* **Given task A**: Reproduce the passage of the review that starts at the words "These ‘extra’ character" and ends after the words "from their povs.".

* **Text to read**:
All of these other characters added little to the narrative. If anything they showed Lalami’s writing weaknesses since they are all told in the same way. They are meant to make us see how different these characters are from each other, but really, they just provide us with a quick and unsubtle info-dump of their lives until now (a whole history dumbed down and rammed with a paragraph or two) and had no impact (emotional or otherwise) to the main story. In fact, they water down what could have been a poignant story of a fraught family history. If I were to cut half of these chapters, the story wouldn’t suffer one bit.
These ‘extra’ character all used the same language and thought patterns.
There were these painful attempts to make us see through the eyes of Anderson, an elderly man (and we can tell his age only because he sees a woman and thinks ‘little lady’), A.J., the son of this man, Efraín, the man who witnessed the hit and run, Coleman, the detective who is investigating it, and Jeremy, an Iraqi War veteran…seeing through their perspective added 0 layers to their characters. Not having their point of view wouldn’t alter the way we perceive them, quite the opposite instead. I would have found them more believable without reading from their povs.
I often forgot who was narrating the story because they sounded so much alike one another. Which isn’t great given that they should have very little in common. It was only if they actually stated their political views or profession on the page that I would know whose point of view I was reading from.

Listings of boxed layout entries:
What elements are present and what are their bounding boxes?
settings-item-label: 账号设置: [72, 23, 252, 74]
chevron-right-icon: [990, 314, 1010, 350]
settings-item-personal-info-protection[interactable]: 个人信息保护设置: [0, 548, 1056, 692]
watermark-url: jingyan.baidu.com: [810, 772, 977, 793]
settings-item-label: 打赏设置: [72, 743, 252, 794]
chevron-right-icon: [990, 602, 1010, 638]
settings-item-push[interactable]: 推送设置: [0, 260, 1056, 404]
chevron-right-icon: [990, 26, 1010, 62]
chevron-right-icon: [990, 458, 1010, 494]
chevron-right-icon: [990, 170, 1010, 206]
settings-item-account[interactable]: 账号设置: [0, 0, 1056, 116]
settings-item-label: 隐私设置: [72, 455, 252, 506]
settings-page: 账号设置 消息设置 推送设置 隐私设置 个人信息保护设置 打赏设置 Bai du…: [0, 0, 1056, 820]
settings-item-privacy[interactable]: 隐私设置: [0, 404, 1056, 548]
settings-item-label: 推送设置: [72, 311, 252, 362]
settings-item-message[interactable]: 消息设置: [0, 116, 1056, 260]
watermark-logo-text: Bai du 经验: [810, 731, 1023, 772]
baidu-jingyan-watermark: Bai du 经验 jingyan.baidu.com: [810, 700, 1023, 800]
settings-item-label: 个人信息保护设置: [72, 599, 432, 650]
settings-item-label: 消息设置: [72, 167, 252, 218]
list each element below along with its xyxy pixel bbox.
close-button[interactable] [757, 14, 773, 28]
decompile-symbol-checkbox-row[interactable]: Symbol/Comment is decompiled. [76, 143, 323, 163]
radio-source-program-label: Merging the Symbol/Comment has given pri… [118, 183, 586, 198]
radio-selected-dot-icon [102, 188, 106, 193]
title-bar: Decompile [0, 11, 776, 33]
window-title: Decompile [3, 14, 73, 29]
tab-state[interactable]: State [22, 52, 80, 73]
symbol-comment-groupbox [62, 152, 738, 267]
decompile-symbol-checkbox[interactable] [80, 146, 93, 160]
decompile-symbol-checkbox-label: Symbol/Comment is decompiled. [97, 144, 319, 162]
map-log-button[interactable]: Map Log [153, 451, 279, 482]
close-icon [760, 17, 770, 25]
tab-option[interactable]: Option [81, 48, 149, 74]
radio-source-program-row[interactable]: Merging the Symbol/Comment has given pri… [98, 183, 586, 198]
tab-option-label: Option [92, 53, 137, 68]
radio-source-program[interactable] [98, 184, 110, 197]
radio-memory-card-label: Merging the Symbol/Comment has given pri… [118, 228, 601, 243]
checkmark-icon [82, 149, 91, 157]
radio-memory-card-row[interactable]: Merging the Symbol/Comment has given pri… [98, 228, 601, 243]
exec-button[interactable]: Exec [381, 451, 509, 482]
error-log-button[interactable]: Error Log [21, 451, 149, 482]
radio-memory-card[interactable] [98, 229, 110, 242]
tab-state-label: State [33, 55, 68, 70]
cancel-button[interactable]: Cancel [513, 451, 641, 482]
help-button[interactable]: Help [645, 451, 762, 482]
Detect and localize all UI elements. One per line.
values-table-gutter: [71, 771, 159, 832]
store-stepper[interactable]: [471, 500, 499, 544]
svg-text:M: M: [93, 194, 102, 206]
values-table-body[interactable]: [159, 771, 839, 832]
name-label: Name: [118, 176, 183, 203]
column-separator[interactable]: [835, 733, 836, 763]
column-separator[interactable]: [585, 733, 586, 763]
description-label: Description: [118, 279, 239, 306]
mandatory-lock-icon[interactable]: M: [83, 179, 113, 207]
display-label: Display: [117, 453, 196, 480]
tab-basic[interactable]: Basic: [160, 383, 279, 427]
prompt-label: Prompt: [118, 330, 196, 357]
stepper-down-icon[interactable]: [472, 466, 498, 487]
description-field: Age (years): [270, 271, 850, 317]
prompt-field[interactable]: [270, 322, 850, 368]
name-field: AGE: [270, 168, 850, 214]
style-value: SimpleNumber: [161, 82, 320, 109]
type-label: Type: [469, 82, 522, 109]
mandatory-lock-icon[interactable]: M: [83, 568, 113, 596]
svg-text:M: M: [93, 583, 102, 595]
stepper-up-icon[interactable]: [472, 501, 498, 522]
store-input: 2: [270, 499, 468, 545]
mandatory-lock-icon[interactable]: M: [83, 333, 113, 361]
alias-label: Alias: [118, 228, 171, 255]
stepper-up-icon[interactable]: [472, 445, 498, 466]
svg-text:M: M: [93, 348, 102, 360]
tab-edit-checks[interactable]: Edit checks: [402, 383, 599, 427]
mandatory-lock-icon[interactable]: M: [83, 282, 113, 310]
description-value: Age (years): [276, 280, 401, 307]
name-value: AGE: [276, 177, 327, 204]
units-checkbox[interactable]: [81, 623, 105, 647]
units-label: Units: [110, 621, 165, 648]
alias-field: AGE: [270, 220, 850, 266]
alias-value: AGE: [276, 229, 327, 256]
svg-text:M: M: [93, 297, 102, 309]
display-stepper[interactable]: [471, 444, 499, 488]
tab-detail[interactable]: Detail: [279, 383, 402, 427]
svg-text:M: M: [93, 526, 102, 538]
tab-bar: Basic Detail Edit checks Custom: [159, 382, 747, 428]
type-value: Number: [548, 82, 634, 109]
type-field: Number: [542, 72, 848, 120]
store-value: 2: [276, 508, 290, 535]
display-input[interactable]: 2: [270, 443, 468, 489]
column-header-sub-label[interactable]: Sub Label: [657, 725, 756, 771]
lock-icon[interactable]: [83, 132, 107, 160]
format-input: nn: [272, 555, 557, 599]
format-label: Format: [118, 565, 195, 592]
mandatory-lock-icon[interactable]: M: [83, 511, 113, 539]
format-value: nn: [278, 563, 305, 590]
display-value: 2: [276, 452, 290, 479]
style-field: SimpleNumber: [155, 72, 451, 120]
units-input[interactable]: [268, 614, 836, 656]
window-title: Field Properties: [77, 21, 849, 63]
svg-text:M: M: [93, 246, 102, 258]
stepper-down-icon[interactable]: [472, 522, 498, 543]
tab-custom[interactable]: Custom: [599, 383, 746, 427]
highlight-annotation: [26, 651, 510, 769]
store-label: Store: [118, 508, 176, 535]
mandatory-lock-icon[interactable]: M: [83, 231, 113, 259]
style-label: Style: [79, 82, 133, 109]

* **Given task B**: Arrange the rows, starting at their first line and ending after the line that contains "checkmark-icon [82, 149, 91, 157]", as a JSON list of strings with one string per line and blank lines omitted.

* **Expected answer A**:
These ‘extra’ character all used the same language and thought patterns.
There were these painful attempts to make us see through the eyes of Anderson, an elderly man (and we can tell his age only because he sees a woman and thinks ‘little lady’), A.J., the son of this man, Efraín, the man who witnessed the hit and run, Coleman, the detective who is investigating it, and Jeremy, an Iraqi War veteran…seeing through their perspective added 0 layers to their characters. Not having their point of view wouldn’t alter the way we perceive them, quite the opposite instead. I would have found them more believable without reading from their povs.

* **Expected answer B**:
[
  "What elements are present and what are their bounding boxes?",
  "settings-item-label: 账号设置: [72, 23, 252, 74]",
  "chevron-right-icon: [990, 314, 1010, 350]",
  "settings-item-personal-info-protection[interactable]: 个人信息保护设置: [0, 548, 1056, 692]",
  "watermark-url: jingyan.baidu.com: [810, 772, 977, 793]",
  "settings-item-label: 打赏设置: [72, 743, 252, 794]",
  "chevron-right-icon: [990, 602, 1010, 638]",
  "settings-item-push[interactable]: 推送设置: [0, 260, 1056, 404]",
  "chevron-right-icon: [990, 26, 1010, 62]",
  "chevron-right-icon: [990, 458, 1010, 494]",
  "chevron-right-icon: [990, 170, 1010, 206]",
  "settings-item-account[interactable]: 账号设置: [0, 0, 1056, 116]",
  "settings-item-label: 隐私设置: [72, 455, 252, 506]",
  "settings-page: 账号设置 消息设置 推送设置 隐私设置 个人信息保护设置 打赏设置 Bai du…: [0, 0, 1056, 820]",
  "settings-item-privacy[interactable]: 隐私设置: [0, 404, 1056, 548]",
  "settings-item-label: 推送设置: [72, 311, 252, 362]",
  "settings-item-message[interactable]: 消息设置: [0, 116, 1056, 260]",
  "watermark-logo-text: Bai du 经验: [810, 731, 1023, 772]",
  "baidu-jingyan-watermark: Bai du 经验 jingyan.baidu.com: [810, 700, 1023, 800]",
  "settings-item-label: 个人信息保护设置: [72, 599, 432, 650]",
  "settings-item-label: 消息设置: [72, 167, 252, 218]",
  "list each element below along with its xyxy pixel bbox.",
  "close-button[interactable] [757, 14, 773, 28]",
  "decompile-symbol-checkbox-row[interactable]: Symbol/Comment is decompiled. [76, 143, 323, 163]",
  "radio-source-program-label: Merging the Symbol/Comment has given pri… [118, 183, 586, 198]",
  "radio-selected-dot-icon [102, 188, 106, 193]",
  "title-bar: Decompile [0, 11, 776, 33]",
  "window-title: Decompile [3, 14, 73, 29]",
  "tab-state[interactable]: State [22, 52, 80, 73]",
  "symbol-comment-groupbox [62, 152, 738, 267]",
  "decompile-symbol-checkbox[interactable] [80, 146, 93, 160]",
  "decompile-symbol-checkbox-label: Symbol/Comment is decompiled. [97, 144, 319, 162]",
  "map-log-button[interactable]: Map Log [153, 451, 279, 482]",
  "close-icon [760, 17, 770, 25]",
  "tab-option[interactable]: Option [81, 48, 149, 74]",
  "radio-source-program-row[interactable]: Merging the Symbol/Comment has given pri… [98, 183, 586, 198]",
  "tab-option-label: Option [92, 53, 137, 68]",
  "radio-source-program[interactable] [98, 184, 110, 197]",
  "radio-memory-card-label: Merging the Symbol/Comment has given pri… [118, 228, 601, 243]",
  "checkmark-icon [82, 149, 91, 157]"
]